> **Excerpt to read**
********

This is a shameful vote against the environment,” says Valérie Le Brenne, researcher at BLOOM. “MEPs were in a position to make the next European Maritime and Fisheries Fund (2021-2027) a powerful financial lever for restoring marine ecosystems and safeguarding fishers in Europe, but instead they chose to increase the pressure on resources. NGOs-backed[2] amendments proposed to allocate at least 25% of the EU budget to the protection of the marine environment and 25% to monitoring and control of fishing activities and data collection to improve the management of wild resources. These percentages were reduced to 10% and 15% respectively.

********

Stored entries
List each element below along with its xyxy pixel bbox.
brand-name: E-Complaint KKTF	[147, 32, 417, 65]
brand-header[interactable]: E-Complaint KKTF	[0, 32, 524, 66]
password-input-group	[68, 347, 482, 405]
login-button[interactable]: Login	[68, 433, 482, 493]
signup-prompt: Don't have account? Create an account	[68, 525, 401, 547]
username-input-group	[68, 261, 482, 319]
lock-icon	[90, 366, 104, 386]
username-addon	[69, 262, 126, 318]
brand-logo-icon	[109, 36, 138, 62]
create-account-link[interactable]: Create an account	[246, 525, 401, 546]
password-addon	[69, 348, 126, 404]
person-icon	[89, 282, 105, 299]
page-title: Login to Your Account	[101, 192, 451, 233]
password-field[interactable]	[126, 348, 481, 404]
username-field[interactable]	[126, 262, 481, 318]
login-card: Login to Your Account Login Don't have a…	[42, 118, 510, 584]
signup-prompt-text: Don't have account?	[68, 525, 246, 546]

********

> **Assignment**
Could you continue the text about the European Parliament vote on the European Maritime and Fisheries Fund from its last sentence?

> **Response area**
An extremely harmful compromise[3] (adopted 19 votes against 5) by the lobby-friendly Spaniard Gabriel Mato (EPP), rapporteur of the text, states that 60% of European funds could be allocated for investment in European fishing fleets! Yesterday, BLOOM’s scientific director Frédéric Le Manach recalled how the OECD had shown that public funds that help reduce fishers’ costs caused the greatest increase in fishing effort and overfishing. The OECD’s position echoes all scientific recommendations and the international UN commitment to prohibit public subsidies that encourage overfishing and fleet overcapacity by 2020 (SDG 14.6).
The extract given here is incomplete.